## Stated goal:
Copy out all of the material exactly as presented.
* START Data for this exercise *
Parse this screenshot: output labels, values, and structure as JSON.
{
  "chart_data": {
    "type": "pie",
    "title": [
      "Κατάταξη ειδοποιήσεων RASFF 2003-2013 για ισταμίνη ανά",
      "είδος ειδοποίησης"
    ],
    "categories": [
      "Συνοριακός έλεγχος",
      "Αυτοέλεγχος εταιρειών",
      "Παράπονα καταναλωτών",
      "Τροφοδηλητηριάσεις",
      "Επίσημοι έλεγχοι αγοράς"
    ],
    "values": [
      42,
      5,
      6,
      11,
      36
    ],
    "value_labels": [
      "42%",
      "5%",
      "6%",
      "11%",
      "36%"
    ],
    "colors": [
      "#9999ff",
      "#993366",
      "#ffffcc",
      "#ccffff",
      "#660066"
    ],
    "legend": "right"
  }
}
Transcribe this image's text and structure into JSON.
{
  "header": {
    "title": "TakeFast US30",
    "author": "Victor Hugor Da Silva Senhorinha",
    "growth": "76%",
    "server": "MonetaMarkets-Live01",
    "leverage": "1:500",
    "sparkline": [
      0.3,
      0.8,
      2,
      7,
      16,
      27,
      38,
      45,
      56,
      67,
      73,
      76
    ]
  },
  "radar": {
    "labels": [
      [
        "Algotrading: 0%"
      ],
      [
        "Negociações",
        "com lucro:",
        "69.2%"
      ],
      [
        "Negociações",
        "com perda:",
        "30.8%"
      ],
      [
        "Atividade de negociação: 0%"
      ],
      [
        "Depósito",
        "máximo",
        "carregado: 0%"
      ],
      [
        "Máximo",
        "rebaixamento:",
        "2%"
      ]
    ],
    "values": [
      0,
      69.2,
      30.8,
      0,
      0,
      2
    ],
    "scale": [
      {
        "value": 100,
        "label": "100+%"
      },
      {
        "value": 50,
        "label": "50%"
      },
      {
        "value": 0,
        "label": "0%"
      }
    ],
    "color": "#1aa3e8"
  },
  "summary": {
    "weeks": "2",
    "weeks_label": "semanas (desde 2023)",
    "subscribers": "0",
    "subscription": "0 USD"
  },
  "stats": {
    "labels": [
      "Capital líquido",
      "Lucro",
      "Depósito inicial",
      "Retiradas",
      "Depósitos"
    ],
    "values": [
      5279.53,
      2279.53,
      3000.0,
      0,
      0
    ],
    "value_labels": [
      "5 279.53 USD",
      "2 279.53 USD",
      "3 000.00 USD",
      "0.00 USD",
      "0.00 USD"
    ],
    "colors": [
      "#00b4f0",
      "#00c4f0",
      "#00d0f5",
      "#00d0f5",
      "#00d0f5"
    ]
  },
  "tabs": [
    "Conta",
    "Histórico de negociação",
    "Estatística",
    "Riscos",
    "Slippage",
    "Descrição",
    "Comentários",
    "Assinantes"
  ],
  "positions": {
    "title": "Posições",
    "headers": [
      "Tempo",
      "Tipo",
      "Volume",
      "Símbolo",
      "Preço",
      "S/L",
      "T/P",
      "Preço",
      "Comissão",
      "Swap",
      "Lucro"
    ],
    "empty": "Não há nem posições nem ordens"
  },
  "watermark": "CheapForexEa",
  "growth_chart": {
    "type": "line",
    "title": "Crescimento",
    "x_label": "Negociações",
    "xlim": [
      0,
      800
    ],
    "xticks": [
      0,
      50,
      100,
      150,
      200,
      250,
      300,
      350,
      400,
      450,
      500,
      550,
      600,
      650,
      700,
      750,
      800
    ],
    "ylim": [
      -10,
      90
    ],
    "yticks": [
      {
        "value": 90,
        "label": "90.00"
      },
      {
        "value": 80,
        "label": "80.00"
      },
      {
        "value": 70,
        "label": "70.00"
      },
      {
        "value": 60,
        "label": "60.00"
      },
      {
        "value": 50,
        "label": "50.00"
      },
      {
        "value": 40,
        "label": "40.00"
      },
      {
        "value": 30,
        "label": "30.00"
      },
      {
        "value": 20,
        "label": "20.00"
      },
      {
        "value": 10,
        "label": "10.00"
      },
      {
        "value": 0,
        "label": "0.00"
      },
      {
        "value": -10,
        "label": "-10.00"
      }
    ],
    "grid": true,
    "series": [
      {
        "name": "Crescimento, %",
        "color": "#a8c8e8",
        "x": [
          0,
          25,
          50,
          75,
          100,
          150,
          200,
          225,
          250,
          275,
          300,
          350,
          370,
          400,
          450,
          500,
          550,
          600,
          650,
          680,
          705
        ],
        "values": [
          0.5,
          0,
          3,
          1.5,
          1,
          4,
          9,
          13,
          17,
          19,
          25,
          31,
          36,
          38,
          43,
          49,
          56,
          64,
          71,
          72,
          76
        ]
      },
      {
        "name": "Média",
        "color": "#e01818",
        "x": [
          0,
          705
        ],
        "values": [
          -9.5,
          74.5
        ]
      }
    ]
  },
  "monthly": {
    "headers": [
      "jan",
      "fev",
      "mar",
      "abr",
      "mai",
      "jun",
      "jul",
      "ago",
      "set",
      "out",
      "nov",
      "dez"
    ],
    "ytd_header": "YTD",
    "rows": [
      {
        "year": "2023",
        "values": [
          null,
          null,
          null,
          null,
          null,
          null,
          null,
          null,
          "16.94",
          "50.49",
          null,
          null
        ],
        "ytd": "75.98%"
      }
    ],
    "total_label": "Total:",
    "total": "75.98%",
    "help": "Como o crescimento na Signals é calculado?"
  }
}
* END Data for this exercise *
## Response to the exercise:
Parse this screenshot: output labels, values, and structure as JSON.
{
  "chart_data": {
    "type": "pie",
    "title": [
      "Κατάταξη ειδοποιήσεων RASFF 2003-2013 για ισταμίνη ανά",
      "είδος ειδοποίησης"
    ],
    "categories": [
      "Συνοριακός έλεγχος",
      "Αυτοέλεγχος εταιρειών",
      "Παράπονα καταναλωτών",
      "Τροφοδηλητηριάσεις",
      "Επίσημοι έλεγχοι αγοράς"
    ],
    "values": [
      42,
      5,
      6,
      11,
      36
    ],
    "value_labels": [
      "42%",
      "5%",
      "6%",
      "11%",
      "36%"
    ],
    "colors": [
      "#9999ff",
      "#993366",
      "#ffffcc",
      "#ccffff",
      "#660066"
    ],
    "legend": "right"
  }
}
Transcribe this image's text and structure into JSON.
{
  "header": {
    "title": "TakeFast US30",
    "author": "Victor Hugor Da Silva Senhorinha",
    "growth": "76%",
    "server": "MonetaMarkets-Live01",
    "leverage": "1:500",
    "sparkline": [
      0.3,
      0.8,
      2,
      7,
      16,
      27,
      38,
      45,
      56,
      67,
      73,
      76
    ]
  },
  "radar": {
    "labels": [
      [
        "Algotrading: 0%"
      ],
      [
        "Negociações",
        "com lucro:",
        "69.2%"
      ],
      [
        "Negociações",
        "com perda:",
        "30.8%"
      ],
      [
        "Atividade de negociação: 0%"
      ],
      [
        "Depósito",
        "máximo",
        "carregado: 0%"
      ],
      [
        "Máximo",
        "rebaixamento:",
        "2%"
      ]
    ],
    "values": [
      0,
      69.2,
      30.8,
      0,
      0,
      2
    ],
    "scale": [
      {
        "value": 100,
        "label": "100+%"
      },
      {
        "value": 50,
        "label": "50%"
      },
      {
        "value": 0,
        "label": "0%"
      }
    ],
    "color": "#1aa3e8"
  },
  "summary": {
    "weeks": "2",
    "weeks_label": "semanas (desde 2023)",
    "subscribers": "0",
    "subscription": "0 USD"
  },
  "stats": {
    "labels": [
      "Capital líquido",
      "Lucro",
      "Depósito inicial",
      "Retiradas",
      "Depósitos"
    ],
    "values": [
      5279.53,
      2279.53,
      3000.0,
      0,
      0
    ],
    "value_labels": [
      "5 279.53 USD",
      "2 279.53 USD",
      "3 000.00 USD",
      "0.00 USD",
      "0.00 USD"
    ],
    "colors": [
      "#00b4f0",
      "#00c4f0",
      "#00d0f5",
      "#00d0f5",
      "#00d0f5"
    ]
  },
  "tabs": [
    "Conta",
    "Histórico de negociação",
    "Estatística",
    "Riscos",
    "Slippage",
    "Descrição",
    "Comentários",
    "Assinantes"
  ],
  "positions": {
    "title": "Posições",
    "headers": [
      "Tempo",
      "Tipo",
      "Volume",
      "Símbolo",
      "Preço",
      "S/L",
      "T/P",
      "Preço",
      "Comissão",
      "Swap",
      "Lucro"
    ],
    "empty": "Não há nem posições nem ordens"
  },
  "watermark": "CheapForexEa",
  "growth_chart": {
    "type": "line",
    "title": "Crescimento",
    "x_label": "Negociações",
    "xlim": [
      0,
      800
    ],
    "xticks": [
      0,
      50,
      100,
      150,
      200,
      250,
      300,
      350,
      400,
      450,
      500,
      550,
      600,
      650,
      700,
      750,
      800
    ],
    "ylim": [
      -10,
      90
    ],
    "yticks": [
      {
        "value": 90,
        "label": "90.00"
      },
      {
        "value": 80,
        "label": "80.00"
      },
      {
        "value": 70,
        "label": "70.00"
      },
      {
        "value": 60,
        "label": "60.00"
      },
      {
        "value": 50,
        "label": "50.00"
      },
      {
        "value": 40,
        "label": "40.00"
      },
      {
        "value": 30,
        "label": "30.00"
      },
      {
        "value": 20,
        "label": "20.00"
      },
      {
        "value": 10,
        "label": "10.00"
      },
      {
        "value": 0,
        "label": "0.00"
      },
      {
        "value": -10,
        "label": "-10.00"
      }
    ],
    "grid": true,
    "series": [
      {
        "name": "Crescimento, %",
        "color": "#a8c8e8",
        "x": [
          0,
          25,
          50,
          75,
          100,
          150,
          200,
          225,
          250,
          275,
          300,
          350,
          370,
          400,
          450,
          500,
          550,
          600,
          650,
          680,
          705
        ],
        "values": [
          0.5,
          0,
          3,
          1.5,
          1,
          4,
          9,
          13,
          17,
          19,
          25,
          31,
          36,
          38,
          43,
          49,
          56,
          64,
          71,
          72,
          76
        ]
      },
      {
        "name": "Média",
        "color": "#e01818",
        "x": [
          0,
          705
        ],
        "values": [
          -9.5,
          74.5
        ]
      }
    ]
  },
  "monthly": {
    "headers": [
      "jan",
      "fev",
      "mar",
      "abr",
      "mai",
      "jun",
      "jul",
      "ago",
      "set",
      "out",
      "nov",
      "dez"
    ],
    "ytd_header": "YTD",
    "rows": [
      {
        "year": "2023",
        "values": [
          null,
          null,
          null,
          null,
          null,
          null,
          null,
          null,
          "16.94",
          "50.49",
          null,
          null
        ],
        "ytd": "75.98%"
      }
    ],
    "total_label": "Total:",
    "total": "75.98%",
    "help": "Como o crescimento na Signals é calculado?"
  }
}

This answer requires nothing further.